● Testo da leggere
--------------------
L'affermazione secondo cui il giudice ha infangato la magistratura, implica che questi non abbia rispettato la legge e non sia stato imparziale, in violazione dei doveri che caratterizzano l'esercizio dell'attività giudiziaria: a tal proposito, rileva la Corte, il ricorrente non ha precisato quali siano i concreti comportamenti imputati al magistrato, e non ha indicato alla pubblica opinione elementi suscettibili di dimostrare che questi abbia assunto decisioni contrarie ai suoi obblighi deontologici.

In tale contesto, dunque, i giudici nazionali ben potevano ritenere che le dichiarazioni del ricorrente costituissero un attacco personale gratuito e che fossero ingannevoli, non avendone egli dato alcun riscontro concreto; esse attentavano altresì all'indipendenza e all'autorità del potere giudiziario, poiché pronunciandole il ricorrente ha attribuito al magistrato un comportamento da “commissario politico” opposto alla sua azione politica; inoltre, chiedendone il trasferimento, egli ha mostrato disprezzo dell'indipendenza dell'ordine giudiziario; da ultimo, le dichiarazioni incriminate attentavano alla fiducia dei cittadini nell'integrità del potere giudiziario.

Ecco perché, conclude la Corte, malgrado il controllo rigoroso che essa deve esercitare in questo campo, non è possibile ravvisare nelle dichiarazioni del ricorrente quella dose di esagerazione o di provocazione di cui è consentito l'uso nel quadro della libertà di espressione politica.

Infine, quanto alla sanzione, la Corte osserva che la condanna penale è una delle forme di ingerenza più gravi nel diritto alla libertà di espressione, essendovi altri mezzi di intervento e dissuasione, ed in particolare quelli del diritto civile; e tuttavia, nella specie, la sanzione irrogata di 1000 euro di ammenda non è eccessiva e tale da incidere sulla libertà di espressione; inoltre, essa non ha avuto alcuna ripercussione sulla carriera politica del ricorrente, rieletto deputato sia nel 2007 che nel 2012.
--------------------
● Estratti del dataset
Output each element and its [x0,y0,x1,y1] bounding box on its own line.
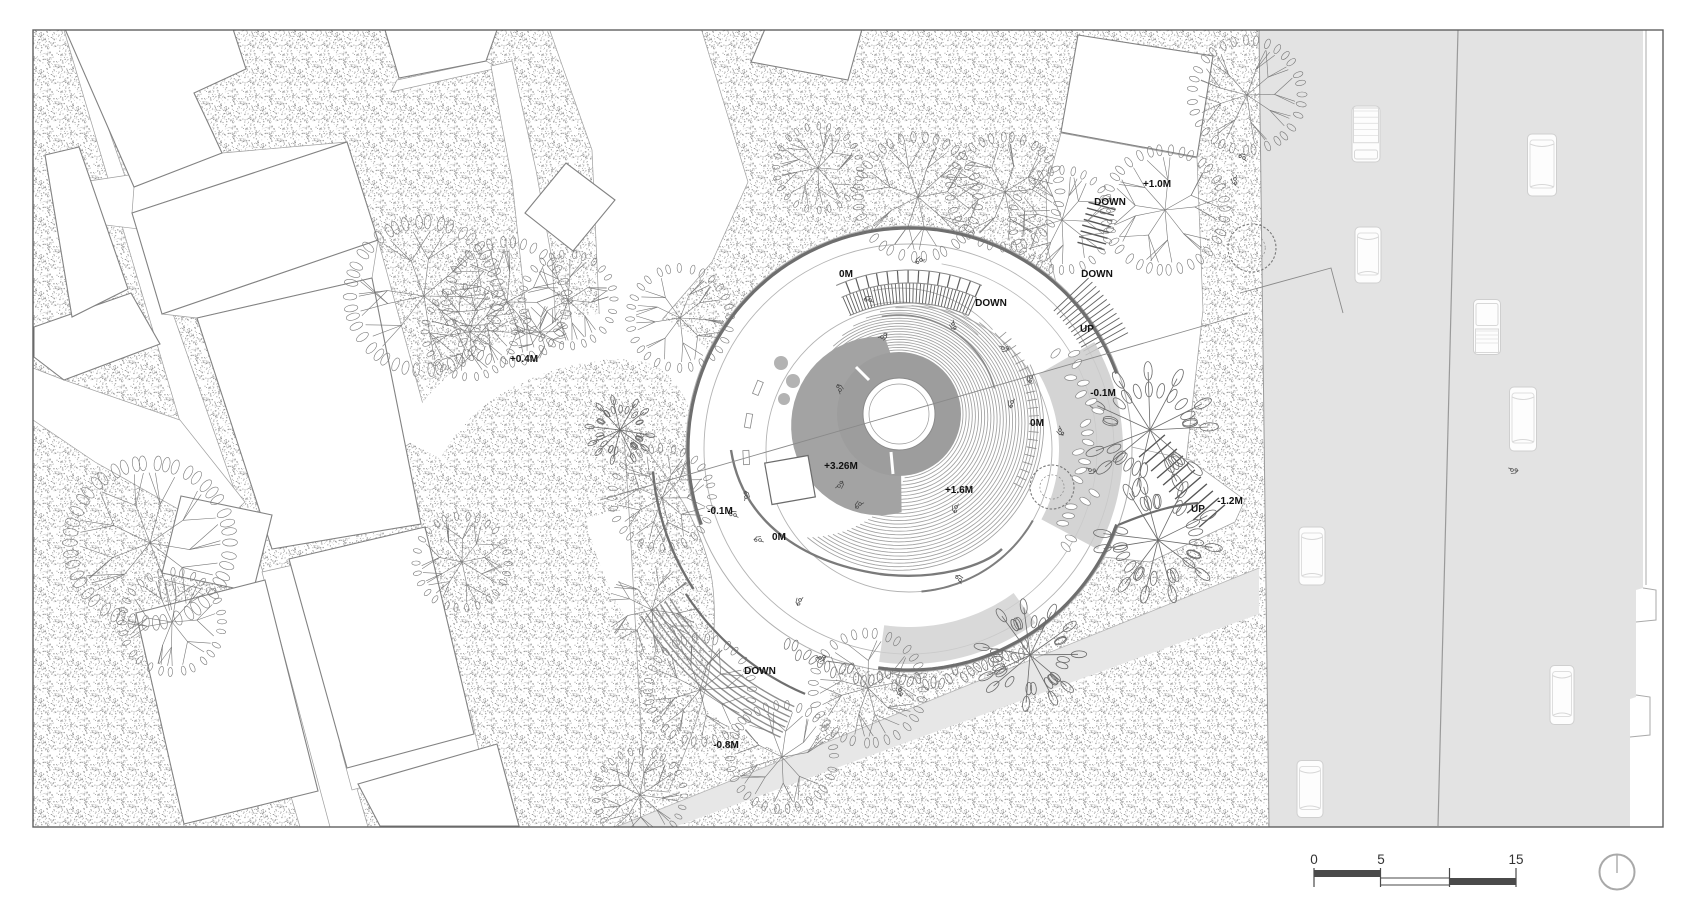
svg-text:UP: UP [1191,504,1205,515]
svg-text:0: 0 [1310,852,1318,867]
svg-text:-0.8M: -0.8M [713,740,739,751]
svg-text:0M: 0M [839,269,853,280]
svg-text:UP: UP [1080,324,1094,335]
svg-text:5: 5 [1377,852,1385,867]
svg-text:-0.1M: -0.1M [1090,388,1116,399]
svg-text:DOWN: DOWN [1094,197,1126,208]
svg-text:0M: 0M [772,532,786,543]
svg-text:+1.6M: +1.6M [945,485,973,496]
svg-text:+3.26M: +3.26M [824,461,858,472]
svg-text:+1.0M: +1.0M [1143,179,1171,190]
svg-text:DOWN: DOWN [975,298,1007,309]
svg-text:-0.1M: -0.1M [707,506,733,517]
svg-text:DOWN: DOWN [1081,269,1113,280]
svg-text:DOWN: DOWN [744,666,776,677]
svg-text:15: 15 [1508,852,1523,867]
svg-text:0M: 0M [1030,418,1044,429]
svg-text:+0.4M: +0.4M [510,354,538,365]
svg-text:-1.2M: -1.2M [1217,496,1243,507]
--------------------
● Consegne
1/ Riassumi in due frasi il testo sulle dichiarazioni contro il magistrato.
2/ Riproduci fedelmente il passo del testo sulle dichiarazioni contro il magistrato da "Infine, quanto alla" a "che nel 2012.".
3/ Prosegui il testo sulle dichiarazioni contro il magistrato partendo dopo la sua ultima frase.

● Risposte per consegna
1/ Secondo la Corte, il ricorrente accusò il magistrato di aver infangato la magistratura senza indicarne comportamenti concreti, e i giudici nazionali potevano quindi considerare le sue dichiarazioni un attacco personale gratuito e ingannevole, lesivo dell'indipendenza, dell'autorità e della fiducia dei cittadini nell'integrità del potere giudiziario, privo di quella dose di esagerazione consentita nella libertà di espressione politica. Pur riconoscendo che la condanna penale è una delle ingerenze più gravi in tale libertà, la Corte giudica non eccessiva l'ammenda di 1000 euro, che non ha avuto ripercussioni sulla carriera politica del ricorrente, rieletto deputato nel 2007 e nel 2012.

2/
Infine, quanto alla sanzione, la Corte osserva che la condanna penale è una delle forme di ingerenza più gravi nel diritto alla libertà di espressione, essendovi altri mezzi di intervento e dissuasione, ed in particolare quelli del diritto civile; e tuttavia, nella specie, la sanzione irrogata di 1000 euro di ammenda non è eccessiva e tale da incidere sulla libertà di espressione; inoltre, essa non ha avuto alcuna ripercussione sulla carriera politica del ricorrente, rieletto deputato sia nel 2007 che nel 2012.

3/
Conclusivamente, la condanna del ricorrente per oltraggio e la sanzione inflittagli, non erano sproporzionate rispetto agli scopi legittimi cui erano dirette.

L'ingerenza nel diritto del ricorrente alla libertà di espressione era dunque necessaria in una società democratica, al fine di proteggere la reputazione altrui, e per garantire l'autorità e l'imparzialità del potere giudiziario.

Osservazioni

La motivazione della sentenza resa dalla quinta Sezione della Corte Edu, e sopra riassunta, è un vero e proprio esercizio di equilibrismo tra l'esigenza di tutela del diritto alla libertà di espressione, come essenziale diritto di civiltà e valore fondante di ogni Stato democratico, e l'esigenza, parimenti avvertita, di individuare i limiti oltre i quali il suo esercizio rischia di ledere valori altrettanto importanti, come il diritto alla reputazione, in particolare la reputazione del magistrato attaccato a causa delle proprie funzioni, nonché l'indipendenza e l'imparzialità della magistratura.

La norma di diritto interno portata all'attenzione della Corte è l'art. 434-24 del codice penale francese, il quale punisce l'oltraggio – attraverso parole, gesti o minacce, scritti o immagini di qualsiasi natura o l'invio di oggetti – indirizzato a magistrato, giurato o componente di un organo giurisdizionale nell'esercizio delle sue funzioni, o in occasione di tale esercizio, finalizzato ad attentare alla sua dignità o al rispetto dovuto alla funzione di cui è investito. Se l'oltraggio ha luogo nei confronti di una corte, di un tribunale o di una formazione giurisdizionale in udienza, la pena è aumentata.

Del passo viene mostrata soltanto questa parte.